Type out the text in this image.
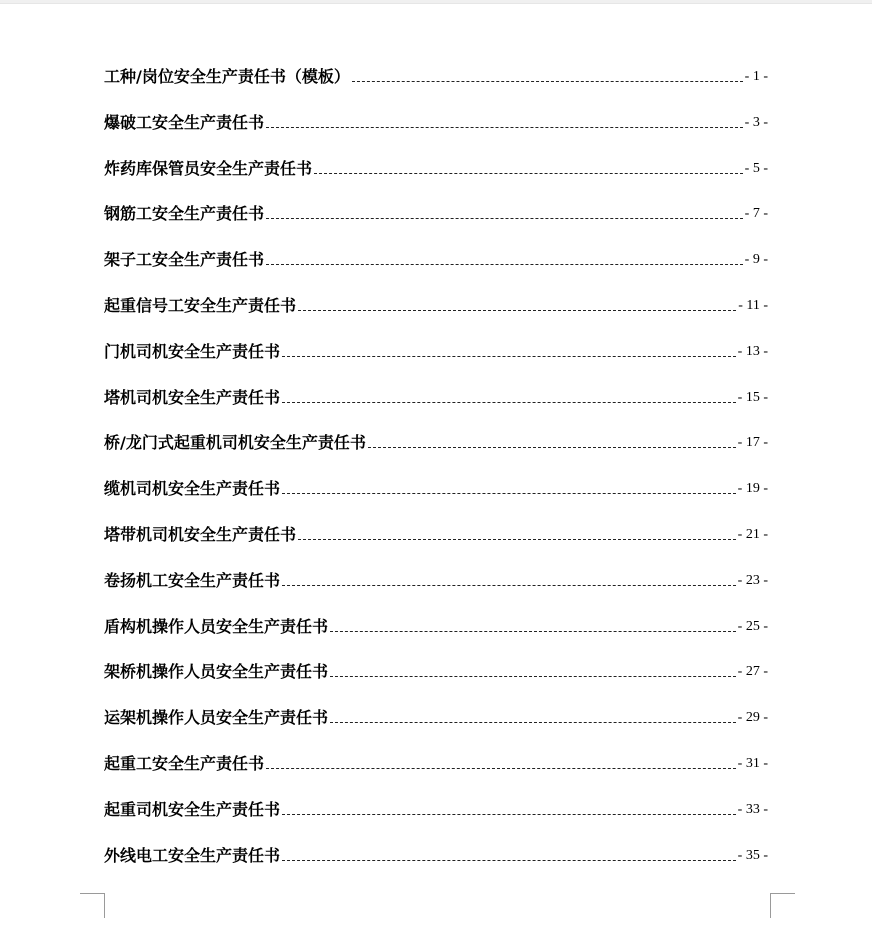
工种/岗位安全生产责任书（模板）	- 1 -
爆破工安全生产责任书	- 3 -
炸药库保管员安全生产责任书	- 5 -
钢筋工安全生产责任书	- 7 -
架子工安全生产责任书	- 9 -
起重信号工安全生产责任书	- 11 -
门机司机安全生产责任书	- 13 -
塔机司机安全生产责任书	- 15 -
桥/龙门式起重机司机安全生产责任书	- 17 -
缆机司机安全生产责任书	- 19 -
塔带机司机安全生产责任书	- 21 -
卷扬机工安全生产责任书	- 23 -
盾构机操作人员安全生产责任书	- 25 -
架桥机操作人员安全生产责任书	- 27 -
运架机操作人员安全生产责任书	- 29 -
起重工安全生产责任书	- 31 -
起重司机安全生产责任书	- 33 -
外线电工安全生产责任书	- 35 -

* The request *
Make an exact copy of the data above, pictures excluded.

* Solution below *
Type out the text in this image.
工种/岗位安全生产责任书（模板）	- 1 -
爆破工安全生产责任书	- 3 -
炸药库保管员安全生产责任书	- 5 -
钢筋工安全生产责任书	- 7 -
架子工安全生产责任书	- 9 -
起重信号工安全生产责任书	- 11 -
门机司机安全生产责任书	- 13 -
塔机司机安全生产责任书	- 15 -
桥/龙门式起重机司机安全生产责任书	- 17 -
缆机司机安全生产责任书	- 19 -
塔带机司机安全生产责任书	- 21 -
卷扬机工安全生产责任书	- 23 -
盾构机操作人员安全生产责任书	- 25 -
架桥机操作人员安全生产责任书	- 27 -
运架机操作人员安全生产责任书	- 29 -
起重工安全生产责任书	- 31 -
起重司机安全生产责任书	- 33 -
外线电工安全生产责任书	- 35 -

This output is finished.